▶ _Provided entries_
----
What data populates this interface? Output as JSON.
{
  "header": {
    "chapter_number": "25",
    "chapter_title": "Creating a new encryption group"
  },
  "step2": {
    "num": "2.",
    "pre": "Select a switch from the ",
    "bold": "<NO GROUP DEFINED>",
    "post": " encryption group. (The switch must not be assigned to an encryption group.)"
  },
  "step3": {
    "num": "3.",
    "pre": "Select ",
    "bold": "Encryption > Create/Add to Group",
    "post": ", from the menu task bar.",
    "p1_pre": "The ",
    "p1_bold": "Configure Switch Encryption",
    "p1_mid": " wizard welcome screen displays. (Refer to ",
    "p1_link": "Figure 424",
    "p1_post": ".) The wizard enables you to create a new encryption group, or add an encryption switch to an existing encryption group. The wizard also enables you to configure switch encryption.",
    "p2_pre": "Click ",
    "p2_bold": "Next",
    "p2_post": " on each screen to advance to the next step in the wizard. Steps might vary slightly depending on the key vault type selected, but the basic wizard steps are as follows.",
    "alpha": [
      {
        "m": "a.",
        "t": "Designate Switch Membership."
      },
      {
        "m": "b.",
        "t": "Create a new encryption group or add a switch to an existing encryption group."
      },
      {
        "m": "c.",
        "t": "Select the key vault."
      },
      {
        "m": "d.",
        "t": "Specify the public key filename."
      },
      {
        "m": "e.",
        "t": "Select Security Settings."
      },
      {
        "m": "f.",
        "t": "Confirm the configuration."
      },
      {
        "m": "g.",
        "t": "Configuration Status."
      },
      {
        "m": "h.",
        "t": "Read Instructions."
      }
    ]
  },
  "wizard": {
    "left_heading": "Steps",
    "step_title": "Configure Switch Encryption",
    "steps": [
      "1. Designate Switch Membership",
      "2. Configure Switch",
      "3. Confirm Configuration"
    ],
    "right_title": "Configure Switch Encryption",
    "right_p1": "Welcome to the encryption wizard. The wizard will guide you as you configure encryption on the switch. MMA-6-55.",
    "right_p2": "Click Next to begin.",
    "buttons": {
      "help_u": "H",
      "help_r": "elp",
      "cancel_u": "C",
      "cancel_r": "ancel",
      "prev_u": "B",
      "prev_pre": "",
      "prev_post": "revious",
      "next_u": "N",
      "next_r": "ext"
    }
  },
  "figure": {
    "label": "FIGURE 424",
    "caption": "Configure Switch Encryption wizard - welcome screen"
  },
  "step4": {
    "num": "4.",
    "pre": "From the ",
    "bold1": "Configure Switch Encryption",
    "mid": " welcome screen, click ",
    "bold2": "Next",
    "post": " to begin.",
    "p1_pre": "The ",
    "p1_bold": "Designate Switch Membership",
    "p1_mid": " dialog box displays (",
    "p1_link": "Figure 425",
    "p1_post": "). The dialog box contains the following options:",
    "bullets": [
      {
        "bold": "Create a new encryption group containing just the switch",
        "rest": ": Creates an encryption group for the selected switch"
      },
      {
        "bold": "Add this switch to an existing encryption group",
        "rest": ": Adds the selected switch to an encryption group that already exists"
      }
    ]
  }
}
----
▶ _Set problem_
Copy every line in the entries above that has the string "rest" in it.

▶ _Output of the exercise_
        "rest": ": Creates an encryption group for the selected switch"
        "rest": ": Adds the selected switch to an encryption group that already exists"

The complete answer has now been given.